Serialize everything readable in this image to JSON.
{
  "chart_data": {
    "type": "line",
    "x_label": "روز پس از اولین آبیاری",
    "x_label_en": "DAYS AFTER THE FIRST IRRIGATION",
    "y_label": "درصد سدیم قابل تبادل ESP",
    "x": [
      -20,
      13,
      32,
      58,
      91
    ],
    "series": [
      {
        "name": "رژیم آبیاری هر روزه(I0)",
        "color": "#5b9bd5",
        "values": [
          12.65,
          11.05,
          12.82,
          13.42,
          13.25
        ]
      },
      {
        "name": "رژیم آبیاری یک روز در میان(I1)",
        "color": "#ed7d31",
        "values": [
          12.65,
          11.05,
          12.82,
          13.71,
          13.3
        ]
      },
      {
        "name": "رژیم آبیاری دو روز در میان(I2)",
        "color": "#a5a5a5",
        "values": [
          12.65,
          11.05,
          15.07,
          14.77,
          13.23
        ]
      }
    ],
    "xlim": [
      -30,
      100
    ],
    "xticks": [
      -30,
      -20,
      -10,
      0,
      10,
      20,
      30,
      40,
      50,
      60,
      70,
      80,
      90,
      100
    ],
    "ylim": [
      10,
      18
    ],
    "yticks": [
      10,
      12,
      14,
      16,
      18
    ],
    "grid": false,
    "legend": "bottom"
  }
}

┄┄┄┄┄┄┄┄┄┄

Using the listing above, list every line in which the string "color" occurs.

        "color": "#5b9bd5",
        "color": "#ed7d31",
        "color": "#a5a5a5",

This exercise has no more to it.